◆ **The request**:
Retype the listing that follows, exactly as written.

◆ **Supplied material**:
--------------------

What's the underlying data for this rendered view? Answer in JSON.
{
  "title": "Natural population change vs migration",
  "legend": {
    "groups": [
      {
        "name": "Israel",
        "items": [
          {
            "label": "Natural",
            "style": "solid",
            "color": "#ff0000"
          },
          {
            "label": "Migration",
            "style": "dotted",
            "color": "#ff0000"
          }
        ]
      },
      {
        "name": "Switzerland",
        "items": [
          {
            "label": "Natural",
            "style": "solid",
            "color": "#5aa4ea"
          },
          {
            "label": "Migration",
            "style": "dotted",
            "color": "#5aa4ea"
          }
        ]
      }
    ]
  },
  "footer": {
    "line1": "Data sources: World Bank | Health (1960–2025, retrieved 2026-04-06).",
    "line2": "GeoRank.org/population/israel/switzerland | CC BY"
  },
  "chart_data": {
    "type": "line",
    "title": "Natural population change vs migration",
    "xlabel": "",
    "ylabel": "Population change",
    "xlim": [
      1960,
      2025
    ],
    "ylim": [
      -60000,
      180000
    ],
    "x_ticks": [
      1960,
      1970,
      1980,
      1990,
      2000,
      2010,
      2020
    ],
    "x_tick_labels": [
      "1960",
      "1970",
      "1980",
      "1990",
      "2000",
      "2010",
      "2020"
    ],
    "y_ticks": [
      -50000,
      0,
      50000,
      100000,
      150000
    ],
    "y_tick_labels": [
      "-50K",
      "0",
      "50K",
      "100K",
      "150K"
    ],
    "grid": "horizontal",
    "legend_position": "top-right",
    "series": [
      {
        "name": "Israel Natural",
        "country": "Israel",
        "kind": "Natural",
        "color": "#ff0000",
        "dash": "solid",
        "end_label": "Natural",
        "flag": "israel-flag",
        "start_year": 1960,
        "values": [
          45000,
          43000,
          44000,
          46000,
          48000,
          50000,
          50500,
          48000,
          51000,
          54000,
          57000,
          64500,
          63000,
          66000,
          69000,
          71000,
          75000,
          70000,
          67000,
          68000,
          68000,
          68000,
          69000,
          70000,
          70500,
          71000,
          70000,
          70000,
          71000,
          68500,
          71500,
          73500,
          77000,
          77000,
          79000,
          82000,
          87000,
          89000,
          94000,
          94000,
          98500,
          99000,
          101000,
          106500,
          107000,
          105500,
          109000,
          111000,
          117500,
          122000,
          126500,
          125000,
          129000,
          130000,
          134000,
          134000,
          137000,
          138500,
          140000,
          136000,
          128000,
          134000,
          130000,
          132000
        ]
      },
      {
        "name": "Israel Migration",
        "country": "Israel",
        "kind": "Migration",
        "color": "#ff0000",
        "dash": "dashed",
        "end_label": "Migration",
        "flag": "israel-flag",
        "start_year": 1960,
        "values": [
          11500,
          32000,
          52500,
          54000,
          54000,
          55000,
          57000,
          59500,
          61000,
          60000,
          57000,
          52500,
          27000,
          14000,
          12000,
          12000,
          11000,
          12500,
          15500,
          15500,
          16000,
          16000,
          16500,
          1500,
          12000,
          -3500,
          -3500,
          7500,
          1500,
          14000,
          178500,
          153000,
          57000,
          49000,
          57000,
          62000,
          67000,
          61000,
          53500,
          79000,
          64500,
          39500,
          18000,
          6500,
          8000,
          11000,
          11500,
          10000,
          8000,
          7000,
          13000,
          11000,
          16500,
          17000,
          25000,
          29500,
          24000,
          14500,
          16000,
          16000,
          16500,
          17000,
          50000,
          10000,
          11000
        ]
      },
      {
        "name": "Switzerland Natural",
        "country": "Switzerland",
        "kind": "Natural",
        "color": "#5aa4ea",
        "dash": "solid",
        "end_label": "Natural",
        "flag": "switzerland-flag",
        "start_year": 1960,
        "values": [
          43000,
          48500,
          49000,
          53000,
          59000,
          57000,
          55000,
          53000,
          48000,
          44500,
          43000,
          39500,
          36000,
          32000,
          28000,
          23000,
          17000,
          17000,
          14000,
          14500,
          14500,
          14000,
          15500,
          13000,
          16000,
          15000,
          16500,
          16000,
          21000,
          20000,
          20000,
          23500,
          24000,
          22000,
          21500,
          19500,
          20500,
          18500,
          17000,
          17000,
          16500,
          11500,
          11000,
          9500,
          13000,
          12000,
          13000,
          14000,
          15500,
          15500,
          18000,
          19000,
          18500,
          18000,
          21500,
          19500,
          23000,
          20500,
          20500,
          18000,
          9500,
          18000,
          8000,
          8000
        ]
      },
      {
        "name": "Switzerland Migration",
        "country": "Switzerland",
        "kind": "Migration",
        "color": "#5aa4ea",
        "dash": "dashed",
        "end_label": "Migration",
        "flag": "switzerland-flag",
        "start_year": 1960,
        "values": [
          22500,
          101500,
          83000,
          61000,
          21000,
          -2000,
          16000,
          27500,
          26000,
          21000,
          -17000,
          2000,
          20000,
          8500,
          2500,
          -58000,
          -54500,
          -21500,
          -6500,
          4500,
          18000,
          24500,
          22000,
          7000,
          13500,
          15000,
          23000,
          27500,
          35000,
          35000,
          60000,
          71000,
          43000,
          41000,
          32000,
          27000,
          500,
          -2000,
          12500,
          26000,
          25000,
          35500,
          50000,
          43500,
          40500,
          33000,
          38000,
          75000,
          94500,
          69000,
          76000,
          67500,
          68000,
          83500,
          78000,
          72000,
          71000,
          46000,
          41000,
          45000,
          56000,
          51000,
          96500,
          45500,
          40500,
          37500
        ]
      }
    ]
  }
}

--------------------

◆ **Full output**:
What's the underlying data for this rendered view? Answer in JSON.
{
  "title": "Natural population change vs migration",
  "legend": {
    "groups": [
      {
        "name": "Israel",
        "items": [
          {
            "label": "Natural",
            "style": "solid",
            "color": "#ff0000"
          },
          {
            "label": "Migration",
            "style": "dotted",
            "color": "#ff0000"
          }
        ]
      },
      {
        "name": "Switzerland",
        "items": [
          {
            "label": "Natural",
            "style": "solid",
            "color": "#5aa4ea"
          },
          {
            "label": "Migration",
            "style": "dotted",
            "color": "#5aa4ea"
          }
        ]
      }
    ]
  },
  "footer": {
    "line1": "Data sources: World Bank | Health (1960–2025, retrieved 2026-04-06).",
    "line2": "GeoRank.org/population/israel/switzerland | CC BY"
  },
  "chart_data": {
    "type": "line",
    "title": "Natural population change vs migration",
    "xlabel": "",
    "ylabel": "Population change",
    "xlim": [
      1960,
      2025
    ],
    "ylim": [
      -60000,
      180000
    ],
    "x_ticks": [
      1960,
      1970,
      1980,
      1990,
      2000,
      2010,
      2020
    ],
    "x_tick_labels": [
      "1960",
      "1970",
      "1980",
      "1990",
      "2000",
      "2010",
      "2020"
    ],
    "y_ticks": [
      -50000,
      0,
      50000,
      100000,
      150000
    ],
    "y_tick_labels": [
      "-50K",
      "0",
      "50K",
      "100K",
      "150K"
    ],
    "grid": "horizontal",
    "legend_position": "top-right",
    "series": [
      {
        "name": "Israel Natural",
        "country": "Israel",
        "kind": "Natural",
        "color": "#ff0000",
        "dash": "solid",
        "end_label": "Natural",
        "flag": "israel-flag",
        "start_year": 1960,
        "values": [
          45000,
          43000,
          44000,
          46000,
          48000,
          50000,
          50500,
          48000,
          51000,
          54000,
          57000,
          64500,
          63000,
          66000,
          69000,
          71000,
          75000,
          70000,
          67000,
          68000,
          68000,
          68000,
          69000,
          70000,
          70500,
          71000,
          70000,
          70000,
          71000,
          68500,
          71500,
          73500,
          77000,
          77000,
          79000,
          82000,
          87000,
          89000,
          94000,
          94000,
          98500,
          99000,
          101000,
          106500,
          107000,
          105500,
          109000,
          111000,
          117500,
          122000,
          126500,
          125000,
          129000,
          130000,
          134000,
          134000,
          137000,
          138500,
          140000,
          136000,
          128000,
          134000,
          130000,
          132000
        ]
      },
      {
        "name": "Israel Migration",
        "country": "Israel",
        "kind": "Migration",
        "color": "#ff0000",
        "dash": "dashed",
        "end_label": "Migration",
        "flag": "israel-flag",
        "start_year": 1960,
        "values": [
          11500,
          32000,
          52500,
          54000,
          54000,
          55000,
          57000,
          59500,
          61000,
          60000,
          57000,
          52500,
          27000,
          14000,
          12000,
          12000,
          11000,
          12500,
          15500,
          15500,
          16000,
          16000,
          16500,
          1500,
          12000,
          -3500,
          -3500,
          7500,
          1500,
          14000,
          178500,
          153000,
          57000,
          49000,
          57000,
          62000,
          67000,
          61000,
          53500,
          79000,
          64500,
          39500,
          18000,
          6500,
          8000,
          11000,
          11500,
          10000,
          8000,
          7000,
          13000,
          11000,
          16500,
          17000,
          25000,
          29500,
          24000,
          14500,
          16000,
          16000,
          16500,
          17000,
          50000,
          10000,
          11000
        ]
      },
      {
        "name": "Switzerland Natural",
        "country": "Switzerland",
        "kind": "Natural",
        "color": "#5aa4ea",
        "dash": "solid",
        "end_label": "Natural",
        "flag": "switzerland-flag",
        "start_year": 1960,
        "values": [
          43000,
          48500,
          49000,
          53000,
          59000,
          57000,
          55000,
          53000,
          48000,
          44500,
          43000,
          39500,
          36000,
          32000,
          28000,
          23000,
          17000,
          17000,
          14000,
          14500,
          14500,
          14000,
          15500,
          13000,
          16000,
          15000,
          16500,
          16000,
          21000,
          20000,
          20000,
          23500,
          24000,
          22000,
          21500,
          19500,
          20500,
          18500,
          17000,
          17000,
          16500,
          11500,
          11000,
          9500,
          13000,
          12000,
          13000,
          14000,
          15500,
          15500,
          18000,
          19000,
          18500,
          18000,
          21500,
          19500,
          23000,
          20500,
          20500,
          18000,
          9500,
          18000,
          8000,
          8000
        ]
      },
      {
        "name": "Switzerland Migration",
        "country": "Switzerland",
        "kind": "Migration",
        "color": "#5aa4ea",
        "dash": "dashed",
        "end_label": "Migration",
        "flag": "switzerland-flag",
        "start_year": 1960,
        "values": [
          22500,
          101500,
          83000,
          61000,
          21000,
          -2000,
          16000,
          27500,
          26000,
          21000,
          -17000,
          2000,
          20000,
          8500,
          2500,
          -58000,
          -54500,
          -21500,
          -6500,
          4500,
          18000,
          24500,
          22000,
          7000,
          13500,
          15000,
          23000,
          27500,
          35000,
          35000,
          60000,
          71000,
          43000,
          41000,
          32000,
          27000,
          500,
          -2000,
          12500,
          26000,
          25000,
          35500,
          50000,
          43500,
          40500,
          33000,
          38000,
          75000,
          94500,
          69000,
          76000,
          67500,
          68000,
          83500,
          78000,
          72000,
          71000,
          46000,
          41000,
          45000,
          56000,
          51000,
          96500,
          45500,
          40500,
          37500
        ]
      }
    ]
  }
}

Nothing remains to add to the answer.